---------- ENTRIES PROVIDED
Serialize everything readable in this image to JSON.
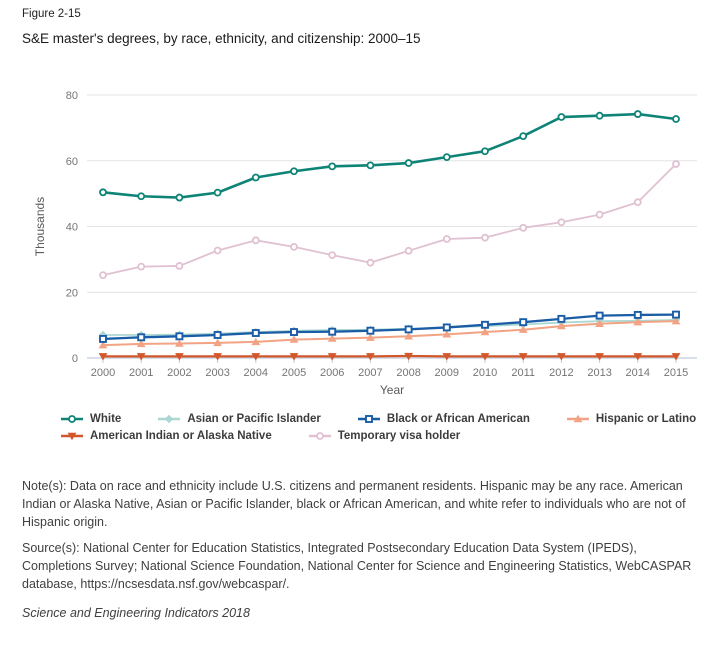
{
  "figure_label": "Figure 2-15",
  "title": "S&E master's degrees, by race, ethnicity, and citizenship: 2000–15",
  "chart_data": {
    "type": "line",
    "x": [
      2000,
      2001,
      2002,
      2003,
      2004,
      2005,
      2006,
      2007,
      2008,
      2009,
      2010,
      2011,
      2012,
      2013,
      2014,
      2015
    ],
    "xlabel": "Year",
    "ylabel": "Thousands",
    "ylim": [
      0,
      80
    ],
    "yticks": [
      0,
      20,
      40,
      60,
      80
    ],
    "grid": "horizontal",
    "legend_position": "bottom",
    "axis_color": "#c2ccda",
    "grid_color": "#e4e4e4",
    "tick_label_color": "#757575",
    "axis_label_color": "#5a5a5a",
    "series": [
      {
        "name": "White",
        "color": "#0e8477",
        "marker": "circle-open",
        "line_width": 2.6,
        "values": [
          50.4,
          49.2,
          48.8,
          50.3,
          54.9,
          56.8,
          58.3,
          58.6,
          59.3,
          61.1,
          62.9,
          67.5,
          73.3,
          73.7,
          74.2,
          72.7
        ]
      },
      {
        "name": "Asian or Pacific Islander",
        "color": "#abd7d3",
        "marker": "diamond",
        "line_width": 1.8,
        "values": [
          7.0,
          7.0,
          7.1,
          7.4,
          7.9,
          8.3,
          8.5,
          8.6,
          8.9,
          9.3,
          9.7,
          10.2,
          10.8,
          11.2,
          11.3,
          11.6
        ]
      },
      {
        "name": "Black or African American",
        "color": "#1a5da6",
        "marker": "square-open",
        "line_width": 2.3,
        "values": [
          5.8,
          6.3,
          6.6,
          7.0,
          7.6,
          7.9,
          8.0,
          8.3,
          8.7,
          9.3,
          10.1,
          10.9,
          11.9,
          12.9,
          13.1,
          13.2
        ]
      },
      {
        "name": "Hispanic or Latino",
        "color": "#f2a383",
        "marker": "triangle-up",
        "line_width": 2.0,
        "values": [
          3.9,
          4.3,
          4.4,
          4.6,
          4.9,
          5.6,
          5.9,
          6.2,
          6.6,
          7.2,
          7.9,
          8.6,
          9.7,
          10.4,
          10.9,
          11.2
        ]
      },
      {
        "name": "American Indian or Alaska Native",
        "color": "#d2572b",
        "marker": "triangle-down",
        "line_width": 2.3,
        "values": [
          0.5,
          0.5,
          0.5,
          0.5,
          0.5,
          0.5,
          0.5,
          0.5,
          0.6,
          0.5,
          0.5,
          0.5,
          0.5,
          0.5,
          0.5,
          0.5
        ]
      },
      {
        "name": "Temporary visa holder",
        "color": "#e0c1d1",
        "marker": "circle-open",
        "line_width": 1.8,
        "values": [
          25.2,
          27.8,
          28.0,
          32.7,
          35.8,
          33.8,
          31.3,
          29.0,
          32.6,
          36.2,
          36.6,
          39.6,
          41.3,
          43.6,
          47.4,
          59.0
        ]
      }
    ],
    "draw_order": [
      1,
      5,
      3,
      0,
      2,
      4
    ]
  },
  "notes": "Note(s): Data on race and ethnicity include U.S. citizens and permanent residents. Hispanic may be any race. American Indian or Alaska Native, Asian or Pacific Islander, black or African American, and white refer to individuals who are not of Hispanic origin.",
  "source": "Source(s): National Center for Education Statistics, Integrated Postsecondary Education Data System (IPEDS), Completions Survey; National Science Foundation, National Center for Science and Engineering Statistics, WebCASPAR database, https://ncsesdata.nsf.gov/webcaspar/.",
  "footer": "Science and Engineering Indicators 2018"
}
--------------------
---------- ENTRIES PROVIDED
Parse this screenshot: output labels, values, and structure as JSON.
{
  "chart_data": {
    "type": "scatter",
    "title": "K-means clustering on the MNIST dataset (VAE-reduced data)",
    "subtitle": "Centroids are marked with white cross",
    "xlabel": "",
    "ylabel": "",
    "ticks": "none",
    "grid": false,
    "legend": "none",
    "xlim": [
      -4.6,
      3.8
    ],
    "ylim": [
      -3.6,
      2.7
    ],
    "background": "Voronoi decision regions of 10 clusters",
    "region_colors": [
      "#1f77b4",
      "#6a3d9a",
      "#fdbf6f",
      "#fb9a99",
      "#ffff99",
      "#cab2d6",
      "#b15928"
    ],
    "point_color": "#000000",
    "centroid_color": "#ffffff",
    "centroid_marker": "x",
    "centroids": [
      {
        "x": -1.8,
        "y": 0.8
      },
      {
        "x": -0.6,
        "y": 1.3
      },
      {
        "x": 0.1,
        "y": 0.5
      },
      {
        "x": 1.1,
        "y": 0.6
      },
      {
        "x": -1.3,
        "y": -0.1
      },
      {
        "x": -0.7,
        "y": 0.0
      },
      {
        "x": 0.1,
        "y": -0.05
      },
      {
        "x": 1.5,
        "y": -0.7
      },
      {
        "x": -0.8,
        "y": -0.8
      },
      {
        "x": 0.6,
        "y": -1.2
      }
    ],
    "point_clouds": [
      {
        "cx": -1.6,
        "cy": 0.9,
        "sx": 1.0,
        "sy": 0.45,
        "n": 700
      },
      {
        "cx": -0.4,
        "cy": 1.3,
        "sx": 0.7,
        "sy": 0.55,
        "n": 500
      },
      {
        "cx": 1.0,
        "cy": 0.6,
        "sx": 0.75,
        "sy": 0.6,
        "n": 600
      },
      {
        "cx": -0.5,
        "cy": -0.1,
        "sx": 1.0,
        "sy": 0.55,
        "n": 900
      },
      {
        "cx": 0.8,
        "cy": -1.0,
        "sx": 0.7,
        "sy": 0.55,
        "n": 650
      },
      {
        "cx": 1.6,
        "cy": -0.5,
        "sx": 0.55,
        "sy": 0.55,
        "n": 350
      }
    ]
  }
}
--------------------
THE EXERCISE → From the data above, pick out each line containing "triangle" and copy it.

TASK RESULT →
        "marker": "triangle-up",
        "marker": "triangle-down",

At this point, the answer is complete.